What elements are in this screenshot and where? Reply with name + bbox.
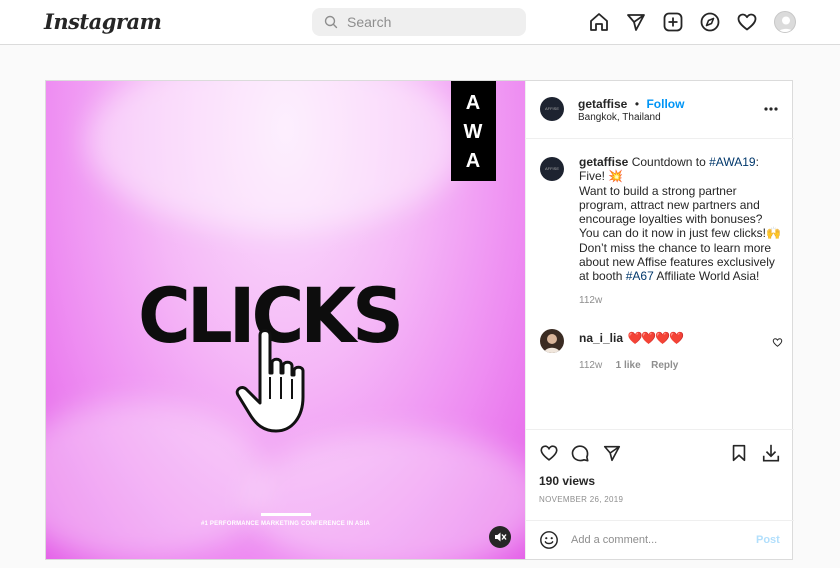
post-comment-button[interactable]: Post xyxy=(756,534,780,546)
mute-button[interactable] xyxy=(489,526,511,548)
comment-username[interactable]: na_i_lia xyxy=(579,331,623,345)
cloud-shape xyxy=(246,431,525,559)
caption-text: Countdown to xyxy=(631,155,710,169)
comment-like-heart-icon[interactable] xyxy=(772,337,783,348)
conference-subline: #1 PERFORMANCE MARKETING CONFERENCE IN A… xyxy=(200,521,371,527)
awa-letter: A xyxy=(465,150,482,172)
instagram-logo[interactable]: Instagram xyxy=(44,9,162,34)
author-username[interactable]: getaffise xyxy=(578,97,627,111)
user-silhouette-icon xyxy=(778,16,794,32)
follow-button[interactable]: Follow xyxy=(646,97,684,111)
activity-heart-icon[interactable] xyxy=(736,11,758,33)
comment-meta: 112w 1 like Reply xyxy=(579,355,678,373)
add-comment-bar: Add a comment... Post xyxy=(526,520,794,559)
post-date[interactable]: NOVEMBER 26, 2019 xyxy=(539,495,623,504)
awa-letter: A xyxy=(465,92,482,114)
more-options-icon[interactable] xyxy=(764,107,778,111)
search-icon xyxy=(324,15,338,29)
save-bookmark-icon[interactable] xyxy=(729,443,749,463)
pointer-hand-icon xyxy=(235,329,305,433)
caption-avatar[interactable]: AFFISE xyxy=(540,157,564,181)
new-post-icon[interactable] xyxy=(662,11,684,33)
home-icon[interactable] xyxy=(588,11,610,33)
share-icon[interactable] xyxy=(602,443,622,463)
post-card: A W A CLICKS #1 PERFORMANCE MARKETING CO… xyxy=(45,80,794,560)
separator-dot: • xyxy=(634,97,640,111)
caption-time[interactable]: 112w xyxy=(579,294,784,308)
awa-letter: W xyxy=(463,121,484,143)
author-avatar[interactable]: AFFISE xyxy=(540,97,564,121)
commenter-photo-icon xyxy=(544,334,560,353)
comment: na_i_lia ❤️❤️❤️❤️ xyxy=(579,329,684,347)
download-icon[interactable] xyxy=(761,443,781,463)
profile-avatar[interactable] xyxy=(774,11,796,33)
post-caption: getaffise Countdown to #AWA19: Five! 💥 W… xyxy=(579,155,784,308)
cloud-shape xyxy=(46,401,266,559)
top-navigation: Instagram Search xyxy=(0,0,840,45)
direct-icon[interactable] xyxy=(625,11,647,33)
view-count[interactable]: 190 views xyxy=(539,474,595,488)
emoji-icon[interactable] xyxy=(539,530,559,550)
comment-bubble-icon[interactable] xyxy=(570,443,590,463)
post-location[interactable]: Bangkok, Thailand xyxy=(578,112,661,123)
muted-speaker-icon xyxy=(495,532,507,542)
search-box[interactable]: Search xyxy=(312,8,526,36)
hashtag-link[interactable]: #AWA19 xyxy=(709,155,755,169)
comment-likes[interactable]: 1 like xyxy=(616,360,641,371)
cloud-shape xyxy=(86,81,466,231)
reply-button[interactable]: Reply xyxy=(651,360,678,371)
search-placeholder: Search xyxy=(347,14,392,30)
divider-line xyxy=(261,513,311,516)
like-heart-icon[interactable] xyxy=(539,443,559,463)
caption-username[interactable]: getaffise xyxy=(579,155,628,169)
comment-input[interactable]: Add a comment... xyxy=(571,534,657,546)
post-side-panel: AFFISE getaffise • Follow Bangkok, Thail… xyxy=(525,81,794,559)
explore-icon[interactable] xyxy=(699,11,721,33)
caption-text: Affiliate World Asia! xyxy=(653,269,760,284)
post-media[interactable]: A W A CLICKS #1 PERFORMANCE MARKETING CO… xyxy=(46,81,525,559)
awa-badge: A W A xyxy=(451,81,496,181)
commenter-avatar[interactable] xyxy=(540,329,564,353)
comment-time[interactable]: 112w xyxy=(579,360,602,371)
hashtag-link[interactable]: #A67 xyxy=(626,269,654,283)
post-header: AFFISE getaffise • Follow Bangkok, Thail… xyxy=(526,81,794,139)
comment-text: ❤️❤️❤️❤️ xyxy=(627,331,684,345)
──────────
Task to complete » Reproduce verbatim the lines from the one with "post-comment-button[interactable]: Post xyxy=(756,534,780,546)" to the one with "caption-avatar[interactable]: AFFISE xyxy=(540,157,564,181)", inclusive.

In response »
post-comment-button[interactable]: Post xyxy=(756,534,780,546)
mute-button[interactable] xyxy=(489,526,511,548)
comment-username[interactable]: na_i_lia xyxy=(579,331,623,345)
cloud-shape xyxy=(246,431,525,559)
caption-text: Countdown to xyxy=(631,155,710,169)
comment-like-heart-icon[interactable] xyxy=(772,337,783,348)
conference-subline: #1 PERFORMANCE MARKETING CONFERENCE IN A… xyxy=(200,521,371,527)
awa-letter: A xyxy=(465,150,482,172)
instagram-logo[interactable]: Instagram xyxy=(44,9,162,34)
author-username[interactable]: getaffise xyxy=(578,97,627,111)
user-silhouette-icon xyxy=(778,16,794,32)
follow-button[interactable]: Follow xyxy=(646,97,684,111)
activity-heart-icon[interactable] xyxy=(736,11,758,33)
comment-meta: 112w 1 like Reply xyxy=(579,355,678,373)
add-comment-bar: Add a comment... Post xyxy=(526,520,794,559)
post-date[interactable]: NOVEMBER 26, 2019 xyxy=(539,495,623,504)
awa-letter: A xyxy=(465,92,482,114)
more-options-icon[interactable] xyxy=(764,107,778,111)
search-icon xyxy=(324,15,338,29)
save-bookmark-icon[interactable] xyxy=(729,443,749,463)
pointer-hand-icon xyxy=(235,329,305,433)
caption-avatar[interactable]: AFFISE xyxy=(540,157,564,181)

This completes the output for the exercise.